-------- Passage provided

LAMANAI MAYAN RUINS
"THINGS TO DO"
MAYAN RUINS: Your full day journey takes you to the Belize mainland, where you will then travel by a private van, along the old Pan American Highway to the Orange Walk District, a northern district of Belize.Here you will board a boat and take a ride up the New River, where the flora and fauna abounds with hundreds of different species of birds, fresh water turtles, green iguanas, insect bats, wild orchids, monkeys, crocodiles, and much more - this is a true wild jungle river ride!
After this exciting ride, you will arrive at your final destination, the Lamanai Mayan Ruins. Lamanai's setting, along the New River is one of the few, where the original Maya name is known (which translated means) "Sub-Merged Crocodile". Hence you will see numerous carved representations of crocodiles at this site. Lamanai's remoteness contributed to its being occupied up until at least 1,650 AD.

----------------
-------- Dataset extract

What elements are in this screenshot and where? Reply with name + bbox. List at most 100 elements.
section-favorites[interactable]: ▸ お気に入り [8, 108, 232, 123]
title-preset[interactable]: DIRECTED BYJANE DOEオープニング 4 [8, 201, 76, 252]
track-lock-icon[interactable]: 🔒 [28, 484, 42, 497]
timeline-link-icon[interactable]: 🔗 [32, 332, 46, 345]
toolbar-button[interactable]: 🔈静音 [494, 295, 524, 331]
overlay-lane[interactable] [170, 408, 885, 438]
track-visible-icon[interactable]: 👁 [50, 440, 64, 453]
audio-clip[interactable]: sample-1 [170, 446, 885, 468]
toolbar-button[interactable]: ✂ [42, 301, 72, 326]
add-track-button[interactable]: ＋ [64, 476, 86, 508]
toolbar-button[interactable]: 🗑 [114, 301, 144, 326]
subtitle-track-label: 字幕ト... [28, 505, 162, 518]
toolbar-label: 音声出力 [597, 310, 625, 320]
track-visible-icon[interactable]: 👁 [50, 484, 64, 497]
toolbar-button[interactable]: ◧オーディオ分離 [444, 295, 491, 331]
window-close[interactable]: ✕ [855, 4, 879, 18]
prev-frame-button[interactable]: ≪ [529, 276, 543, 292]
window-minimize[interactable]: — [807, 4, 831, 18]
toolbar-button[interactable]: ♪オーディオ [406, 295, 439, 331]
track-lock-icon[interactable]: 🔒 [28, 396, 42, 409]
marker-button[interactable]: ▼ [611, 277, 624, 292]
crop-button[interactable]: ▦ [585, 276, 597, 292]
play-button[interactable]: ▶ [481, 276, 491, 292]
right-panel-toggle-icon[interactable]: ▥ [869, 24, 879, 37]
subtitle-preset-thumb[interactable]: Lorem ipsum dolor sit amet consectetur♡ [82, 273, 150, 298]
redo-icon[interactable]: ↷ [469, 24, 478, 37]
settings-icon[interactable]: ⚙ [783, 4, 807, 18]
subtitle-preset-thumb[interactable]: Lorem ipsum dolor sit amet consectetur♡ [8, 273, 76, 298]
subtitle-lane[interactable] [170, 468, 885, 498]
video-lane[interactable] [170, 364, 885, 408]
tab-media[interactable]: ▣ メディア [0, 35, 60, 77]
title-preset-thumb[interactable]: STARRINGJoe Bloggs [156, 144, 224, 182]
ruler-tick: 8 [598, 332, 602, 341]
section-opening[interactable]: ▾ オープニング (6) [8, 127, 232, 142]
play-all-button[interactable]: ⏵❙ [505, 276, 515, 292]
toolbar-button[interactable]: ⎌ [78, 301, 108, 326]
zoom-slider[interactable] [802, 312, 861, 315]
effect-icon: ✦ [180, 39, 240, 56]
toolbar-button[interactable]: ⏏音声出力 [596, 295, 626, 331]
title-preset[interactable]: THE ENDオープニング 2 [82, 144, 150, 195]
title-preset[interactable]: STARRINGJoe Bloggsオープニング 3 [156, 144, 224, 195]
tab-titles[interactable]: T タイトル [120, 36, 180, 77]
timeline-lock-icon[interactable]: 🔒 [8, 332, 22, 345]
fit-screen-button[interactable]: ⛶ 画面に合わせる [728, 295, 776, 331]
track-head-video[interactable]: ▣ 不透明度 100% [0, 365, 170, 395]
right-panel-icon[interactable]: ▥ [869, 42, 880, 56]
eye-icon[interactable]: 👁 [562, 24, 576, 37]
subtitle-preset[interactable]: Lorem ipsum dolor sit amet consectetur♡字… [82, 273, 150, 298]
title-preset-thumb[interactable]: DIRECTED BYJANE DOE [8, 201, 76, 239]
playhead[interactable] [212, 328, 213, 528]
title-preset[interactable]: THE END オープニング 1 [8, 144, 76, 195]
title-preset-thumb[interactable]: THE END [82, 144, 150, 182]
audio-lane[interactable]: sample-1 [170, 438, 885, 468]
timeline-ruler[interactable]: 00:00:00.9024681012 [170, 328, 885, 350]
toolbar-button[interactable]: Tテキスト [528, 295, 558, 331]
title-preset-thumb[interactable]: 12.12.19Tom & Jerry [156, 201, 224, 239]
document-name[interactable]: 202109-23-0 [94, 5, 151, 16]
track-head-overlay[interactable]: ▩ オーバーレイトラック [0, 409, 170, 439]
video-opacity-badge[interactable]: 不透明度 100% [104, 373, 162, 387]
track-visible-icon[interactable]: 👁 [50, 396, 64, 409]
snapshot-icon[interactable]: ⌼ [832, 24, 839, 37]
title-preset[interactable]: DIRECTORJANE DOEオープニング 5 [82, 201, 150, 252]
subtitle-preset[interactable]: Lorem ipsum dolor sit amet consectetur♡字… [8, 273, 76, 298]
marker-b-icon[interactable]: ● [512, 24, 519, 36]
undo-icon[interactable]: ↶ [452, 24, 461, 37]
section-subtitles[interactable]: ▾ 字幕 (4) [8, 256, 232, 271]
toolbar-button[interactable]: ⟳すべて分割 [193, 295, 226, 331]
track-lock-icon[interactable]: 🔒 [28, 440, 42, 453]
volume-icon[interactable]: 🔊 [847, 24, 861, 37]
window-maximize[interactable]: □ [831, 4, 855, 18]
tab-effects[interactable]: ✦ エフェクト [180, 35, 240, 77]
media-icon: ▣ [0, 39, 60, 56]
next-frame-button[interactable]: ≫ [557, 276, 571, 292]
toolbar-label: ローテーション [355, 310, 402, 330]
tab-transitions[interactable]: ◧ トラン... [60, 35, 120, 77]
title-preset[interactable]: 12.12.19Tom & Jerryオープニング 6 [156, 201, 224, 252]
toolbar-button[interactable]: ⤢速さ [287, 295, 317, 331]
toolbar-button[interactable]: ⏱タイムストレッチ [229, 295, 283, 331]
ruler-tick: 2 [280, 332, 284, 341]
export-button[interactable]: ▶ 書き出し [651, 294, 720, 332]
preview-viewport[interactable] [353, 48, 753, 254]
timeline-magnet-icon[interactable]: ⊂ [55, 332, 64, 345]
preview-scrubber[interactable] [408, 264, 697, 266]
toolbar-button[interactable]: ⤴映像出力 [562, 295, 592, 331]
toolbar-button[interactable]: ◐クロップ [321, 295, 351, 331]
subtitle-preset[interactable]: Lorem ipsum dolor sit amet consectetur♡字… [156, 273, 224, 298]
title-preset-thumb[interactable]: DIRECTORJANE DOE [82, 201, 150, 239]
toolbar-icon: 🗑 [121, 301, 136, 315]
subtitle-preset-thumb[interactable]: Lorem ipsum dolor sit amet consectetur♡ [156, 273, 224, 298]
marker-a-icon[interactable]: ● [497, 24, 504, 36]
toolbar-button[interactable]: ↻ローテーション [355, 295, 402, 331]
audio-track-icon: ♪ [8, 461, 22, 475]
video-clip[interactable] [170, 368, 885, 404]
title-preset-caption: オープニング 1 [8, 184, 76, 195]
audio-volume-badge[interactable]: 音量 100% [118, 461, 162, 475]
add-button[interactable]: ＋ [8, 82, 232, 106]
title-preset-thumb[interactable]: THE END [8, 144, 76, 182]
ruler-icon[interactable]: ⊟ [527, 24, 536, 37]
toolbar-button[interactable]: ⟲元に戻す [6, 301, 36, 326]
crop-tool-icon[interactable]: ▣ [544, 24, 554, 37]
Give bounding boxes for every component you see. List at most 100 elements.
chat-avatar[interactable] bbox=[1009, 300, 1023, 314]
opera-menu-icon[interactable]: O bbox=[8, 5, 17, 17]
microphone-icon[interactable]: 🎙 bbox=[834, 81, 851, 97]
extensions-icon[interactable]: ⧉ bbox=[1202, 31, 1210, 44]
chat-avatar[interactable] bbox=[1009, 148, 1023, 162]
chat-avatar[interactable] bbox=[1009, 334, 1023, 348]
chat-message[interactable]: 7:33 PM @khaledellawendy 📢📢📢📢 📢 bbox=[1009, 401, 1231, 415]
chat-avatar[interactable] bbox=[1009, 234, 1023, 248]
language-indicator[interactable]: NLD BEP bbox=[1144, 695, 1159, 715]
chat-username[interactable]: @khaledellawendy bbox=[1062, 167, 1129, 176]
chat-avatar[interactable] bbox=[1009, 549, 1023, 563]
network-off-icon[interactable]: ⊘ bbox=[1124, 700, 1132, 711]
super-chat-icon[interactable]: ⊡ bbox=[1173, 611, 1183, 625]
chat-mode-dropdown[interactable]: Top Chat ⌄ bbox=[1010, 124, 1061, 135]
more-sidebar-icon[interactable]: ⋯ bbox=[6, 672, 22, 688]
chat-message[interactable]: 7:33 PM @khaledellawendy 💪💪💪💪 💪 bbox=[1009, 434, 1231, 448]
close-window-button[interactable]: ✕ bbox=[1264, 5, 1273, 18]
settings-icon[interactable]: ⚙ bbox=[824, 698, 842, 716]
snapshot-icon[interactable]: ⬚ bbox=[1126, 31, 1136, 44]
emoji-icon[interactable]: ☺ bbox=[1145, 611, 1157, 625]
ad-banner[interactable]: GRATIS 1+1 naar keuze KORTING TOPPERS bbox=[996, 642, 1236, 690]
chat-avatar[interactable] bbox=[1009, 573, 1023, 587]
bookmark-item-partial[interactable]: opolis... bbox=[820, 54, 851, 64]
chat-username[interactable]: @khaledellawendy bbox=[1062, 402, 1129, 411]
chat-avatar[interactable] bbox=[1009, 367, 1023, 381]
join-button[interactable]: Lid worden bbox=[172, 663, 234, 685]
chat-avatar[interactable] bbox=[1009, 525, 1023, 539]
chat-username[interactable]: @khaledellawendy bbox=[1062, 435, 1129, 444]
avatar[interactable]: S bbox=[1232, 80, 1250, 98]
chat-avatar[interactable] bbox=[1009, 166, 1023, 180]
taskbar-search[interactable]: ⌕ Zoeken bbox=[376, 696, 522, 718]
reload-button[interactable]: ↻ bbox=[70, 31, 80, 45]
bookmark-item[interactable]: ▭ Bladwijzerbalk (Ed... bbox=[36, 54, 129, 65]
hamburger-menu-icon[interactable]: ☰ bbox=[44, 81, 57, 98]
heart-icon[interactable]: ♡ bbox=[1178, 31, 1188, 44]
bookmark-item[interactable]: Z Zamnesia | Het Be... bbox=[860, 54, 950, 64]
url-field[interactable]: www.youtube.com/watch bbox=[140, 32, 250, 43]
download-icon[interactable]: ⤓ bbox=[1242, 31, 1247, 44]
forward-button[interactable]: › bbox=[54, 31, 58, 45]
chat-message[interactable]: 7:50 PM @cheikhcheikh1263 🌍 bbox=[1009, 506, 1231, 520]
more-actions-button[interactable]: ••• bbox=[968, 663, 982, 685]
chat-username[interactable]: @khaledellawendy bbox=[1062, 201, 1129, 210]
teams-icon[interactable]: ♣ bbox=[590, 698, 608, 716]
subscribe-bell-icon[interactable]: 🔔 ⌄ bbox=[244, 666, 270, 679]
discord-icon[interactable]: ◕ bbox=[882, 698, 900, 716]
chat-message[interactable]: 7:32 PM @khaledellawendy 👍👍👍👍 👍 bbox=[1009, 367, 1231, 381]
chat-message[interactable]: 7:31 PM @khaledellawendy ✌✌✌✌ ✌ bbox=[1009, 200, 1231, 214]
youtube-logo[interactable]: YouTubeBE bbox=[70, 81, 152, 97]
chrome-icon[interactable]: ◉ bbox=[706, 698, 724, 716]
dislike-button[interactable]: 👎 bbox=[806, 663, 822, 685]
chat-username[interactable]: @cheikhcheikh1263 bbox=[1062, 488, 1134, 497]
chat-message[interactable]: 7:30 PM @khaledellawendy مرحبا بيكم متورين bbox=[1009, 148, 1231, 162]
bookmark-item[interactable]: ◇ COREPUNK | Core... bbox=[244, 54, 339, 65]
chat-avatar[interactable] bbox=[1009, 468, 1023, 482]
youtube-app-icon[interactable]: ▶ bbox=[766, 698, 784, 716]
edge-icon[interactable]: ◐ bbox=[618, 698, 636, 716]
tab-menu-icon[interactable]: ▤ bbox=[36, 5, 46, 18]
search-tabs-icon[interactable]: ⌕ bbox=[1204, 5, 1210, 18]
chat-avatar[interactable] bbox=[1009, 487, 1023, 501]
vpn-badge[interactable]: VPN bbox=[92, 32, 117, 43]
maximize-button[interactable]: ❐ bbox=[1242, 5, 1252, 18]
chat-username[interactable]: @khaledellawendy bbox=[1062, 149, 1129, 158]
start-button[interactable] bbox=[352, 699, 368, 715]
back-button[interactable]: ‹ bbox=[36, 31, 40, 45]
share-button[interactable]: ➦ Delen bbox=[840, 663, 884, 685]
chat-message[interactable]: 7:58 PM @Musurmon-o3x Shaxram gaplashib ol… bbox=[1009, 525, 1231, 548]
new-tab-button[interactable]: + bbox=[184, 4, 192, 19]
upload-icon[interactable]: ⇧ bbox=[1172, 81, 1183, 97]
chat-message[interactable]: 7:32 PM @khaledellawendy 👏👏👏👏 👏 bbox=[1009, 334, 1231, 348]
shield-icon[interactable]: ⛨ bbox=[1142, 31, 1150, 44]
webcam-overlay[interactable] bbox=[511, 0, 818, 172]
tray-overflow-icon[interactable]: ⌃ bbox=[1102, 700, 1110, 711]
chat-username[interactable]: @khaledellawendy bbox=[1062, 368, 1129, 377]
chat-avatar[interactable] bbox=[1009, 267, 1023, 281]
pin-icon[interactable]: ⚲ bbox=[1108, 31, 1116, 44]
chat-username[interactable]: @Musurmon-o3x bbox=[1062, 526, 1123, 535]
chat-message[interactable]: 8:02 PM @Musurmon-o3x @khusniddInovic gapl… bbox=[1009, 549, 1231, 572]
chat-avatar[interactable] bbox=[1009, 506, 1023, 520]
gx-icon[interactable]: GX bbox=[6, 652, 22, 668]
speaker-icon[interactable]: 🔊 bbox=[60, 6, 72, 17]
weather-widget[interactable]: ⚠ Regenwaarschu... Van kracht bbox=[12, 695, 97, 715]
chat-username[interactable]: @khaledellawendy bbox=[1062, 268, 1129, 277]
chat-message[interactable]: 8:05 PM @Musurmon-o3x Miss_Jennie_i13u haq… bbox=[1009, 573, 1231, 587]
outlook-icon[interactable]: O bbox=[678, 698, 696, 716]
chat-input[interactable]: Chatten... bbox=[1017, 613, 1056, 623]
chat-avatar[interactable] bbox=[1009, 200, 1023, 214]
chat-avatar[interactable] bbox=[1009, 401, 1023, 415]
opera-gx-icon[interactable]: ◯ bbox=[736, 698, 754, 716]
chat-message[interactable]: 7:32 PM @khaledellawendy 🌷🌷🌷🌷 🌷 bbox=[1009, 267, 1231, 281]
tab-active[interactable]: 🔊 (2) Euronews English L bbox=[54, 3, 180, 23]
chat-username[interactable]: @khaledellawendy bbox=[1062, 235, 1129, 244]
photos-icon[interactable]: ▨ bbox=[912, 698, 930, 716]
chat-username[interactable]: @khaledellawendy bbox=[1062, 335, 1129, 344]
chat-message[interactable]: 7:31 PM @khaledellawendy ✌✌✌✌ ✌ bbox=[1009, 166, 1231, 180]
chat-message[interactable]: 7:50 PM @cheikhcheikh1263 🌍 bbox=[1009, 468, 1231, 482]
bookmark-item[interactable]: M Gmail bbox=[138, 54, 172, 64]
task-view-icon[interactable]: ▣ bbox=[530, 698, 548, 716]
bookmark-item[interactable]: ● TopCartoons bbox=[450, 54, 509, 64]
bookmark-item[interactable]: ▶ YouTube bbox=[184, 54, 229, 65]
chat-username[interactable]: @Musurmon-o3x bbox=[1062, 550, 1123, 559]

----------------

◆ Goal: Reproduce the Lamanai Mayan Ruins tour description above in full, word for word.

◆ Solution:
LAMANAI MAYAN RUINS
"THINGS TO DO"
MAYAN RUINS: Your full day journey takes you to the Belize mainland, where you will then travel by a private van, along the old Pan American Highway to the Orange Walk District, a northern district of Belize.Here you will board a boat and take a ride up the New River, where the flora and fauna abounds with hundreds of different species of birds, fresh water turtles, green iguanas, insect bats, wild orchids, monkeys, crocodiles, and much more - this is a true wild jungle river ride!
After this exciting ride, you will arrive at your final destination, the Lamanai Mayan Ruins. Lamanai's setting, along the New River is one of the few, where the original Maya name is known (which translated means) "Sub-Merged Crocodile". Hence you will see numerous carved representations of crocodiles at this site. Lamanai's remoteness contributed to its being occupied up until at least 1,650 AD.